● EXERCISE
Take the entries below and print all of them exactly, please.

● DATA IN THIS EXERCISE
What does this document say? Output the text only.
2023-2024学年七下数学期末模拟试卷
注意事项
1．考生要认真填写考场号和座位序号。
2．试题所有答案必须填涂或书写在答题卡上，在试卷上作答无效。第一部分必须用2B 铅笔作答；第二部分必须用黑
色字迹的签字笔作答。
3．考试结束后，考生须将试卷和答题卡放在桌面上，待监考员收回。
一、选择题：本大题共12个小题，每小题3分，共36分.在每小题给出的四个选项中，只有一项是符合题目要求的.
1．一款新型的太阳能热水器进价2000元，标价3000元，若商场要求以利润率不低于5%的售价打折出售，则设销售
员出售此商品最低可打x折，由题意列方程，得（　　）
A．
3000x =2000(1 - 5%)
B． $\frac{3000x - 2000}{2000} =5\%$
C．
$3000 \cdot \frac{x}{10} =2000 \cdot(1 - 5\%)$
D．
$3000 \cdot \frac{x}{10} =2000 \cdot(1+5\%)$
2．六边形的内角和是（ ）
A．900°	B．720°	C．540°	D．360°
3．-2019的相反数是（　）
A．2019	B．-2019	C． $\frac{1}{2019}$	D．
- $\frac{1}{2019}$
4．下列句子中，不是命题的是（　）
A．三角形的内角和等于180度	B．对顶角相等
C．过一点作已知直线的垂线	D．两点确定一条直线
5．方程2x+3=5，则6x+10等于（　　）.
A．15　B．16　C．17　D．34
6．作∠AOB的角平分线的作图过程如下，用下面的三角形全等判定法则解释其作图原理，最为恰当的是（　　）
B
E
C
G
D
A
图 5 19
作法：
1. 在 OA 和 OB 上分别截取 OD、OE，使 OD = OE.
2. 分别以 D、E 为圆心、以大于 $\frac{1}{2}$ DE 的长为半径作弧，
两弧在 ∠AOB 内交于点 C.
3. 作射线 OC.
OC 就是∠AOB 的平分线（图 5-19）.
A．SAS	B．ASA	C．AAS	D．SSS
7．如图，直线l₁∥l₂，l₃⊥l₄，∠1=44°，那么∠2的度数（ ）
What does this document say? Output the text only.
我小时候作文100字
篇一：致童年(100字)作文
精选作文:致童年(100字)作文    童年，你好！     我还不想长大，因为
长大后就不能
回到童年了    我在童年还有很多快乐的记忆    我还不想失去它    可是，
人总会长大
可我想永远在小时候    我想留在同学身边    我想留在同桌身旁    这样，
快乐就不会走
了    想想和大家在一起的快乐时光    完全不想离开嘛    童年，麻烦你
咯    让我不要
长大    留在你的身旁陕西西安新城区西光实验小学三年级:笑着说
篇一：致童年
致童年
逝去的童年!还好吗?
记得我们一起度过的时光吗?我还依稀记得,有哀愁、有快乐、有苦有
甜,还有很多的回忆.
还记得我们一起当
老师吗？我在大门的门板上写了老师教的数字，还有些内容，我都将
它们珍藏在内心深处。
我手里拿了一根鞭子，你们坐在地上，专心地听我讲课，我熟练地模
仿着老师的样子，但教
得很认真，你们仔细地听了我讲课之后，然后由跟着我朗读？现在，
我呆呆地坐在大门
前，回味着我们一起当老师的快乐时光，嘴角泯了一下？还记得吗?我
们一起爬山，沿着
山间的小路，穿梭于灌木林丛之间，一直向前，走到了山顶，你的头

● EXERCISE SOLUTION
What does this document say? Output the text only.
2023-2024学年七下数学期末模拟试卷
注意事项
1．考生要认真填写考场号和座位序号。
2．试题所有答案必须填涂或书写在答题卡上，在试卷上作答无效。第一部分必须用2B 铅笔作答；第二部分必须用黑
色字迹的签字笔作答。
3．考试结束后，考生须将试卷和答题卡放在桌面上，待监考员收回。
一、选择题：本大题共12个小题，每小题3分，共36分.在每小题给出的四个选项中，只有一项是符合题目要求的.
1．一款新型的太阳能热水器进价2000元，标价3000元，若商场要求以利润率不低于5%的售价打折出售，则设销售
员出售此商品最低可打x折，由题意列方程，得（　　）
A．
3000x =2000(1 - 5%)
B． $\frac{3000x - 2000}{2000} =5\%$
C．
$3000 \cdot \frac{x}{10} =2000 \cdot(1 - 5\%)$
D．
$3000 \cdot \frac{x}{10} =2000 \cdot(1+5\%)$
2．六边形的内角和是（ ）
A．900°	B．720°	C．540°	D．360°
3．-2019的相反数是（　）
A．2019	B．-2019	C． $\frac{1}{2019}$	D．
- $\frac{1}{2019}$
4．下列句子中，不是命题的是（　）
A．三角形的内角和等于180度	B．对顶角相等
C．过一点作已知直线的垂线	D．两点确定一条直线
5．方程2x+3=5，则6x+10等于（　　）.
A．15　B．16　C．17　D．34
6．作∠AOB的角平分线的作图过程如下，用下面的三角形全等判定法则解释其作图原理，最为恰当的是（　　）
B
E
C
G
D
A
图 5 19
作法：
1. 在 OA 和 OB 上分别截取 OD、OE，使 OD = OE.
2. 分别以 D、E 为圆心、以大于 $\frac{1}{2}$ DE 的长为半径作弧，
两弧在 ∠AOB 内交于点 C.
3. 作射线 OC.
OC 就是∠AOB 的平分线（图 5-19）.
A．SAS	B．ASA	C．AAS	D．SSS
7．如图，直线l₁∥l₂，l₃⊥l₄，∠1=44°，那么∠2的度数（ ）
What does this document say? Output the text only.
我小时候作文100字
篇一：致童年(100字)作文
精选作文:致童年(100字)作文    童年，你好！     我还不想长大，因为
长大后就不能
回到童年了    我在童年还有很多快乐的记忆    我还不想失去它    可是，
人总会长大
可我想永远在小时候    我想留在同学身边    我想留在同桌身旁    这样，
快乐就不会走
了    想想和大家在一起的快乐时光    完全不想离开嘛    童年，麻烦你
咯    让我不要
长大    留在你的身旁陕西西安新城区西光实验小学三年级:笑着说
篇一：致童年
致童年
逝去的童年!还好吗?
记得我们一起度过的时光吗?我还依稀记得,有哀愁、有快乐、有苦有
甜,还有很多的回忆.
还记得我们一起当
老师吗？我在大门的门板上写了老师教的数字，还有些内容，我都将
它们珍藏在内心深处。
我手里拿了一根鞭子，你们坐在地上，专心地听我讲课，我熟练地模
仿着老师的样子，但教
得很认真，你们仔细地听了我讲课之后，然后由跟着我朗读？现在，
我呆呆地坐在大门
前，回味着我们一起当老师的快乐时光，嘴角泯了一下？还记得吗?我
们一起爬山，沿着
山间的小路，穿梭于灌木林丛之间，一直向前，走到了山顶，你的头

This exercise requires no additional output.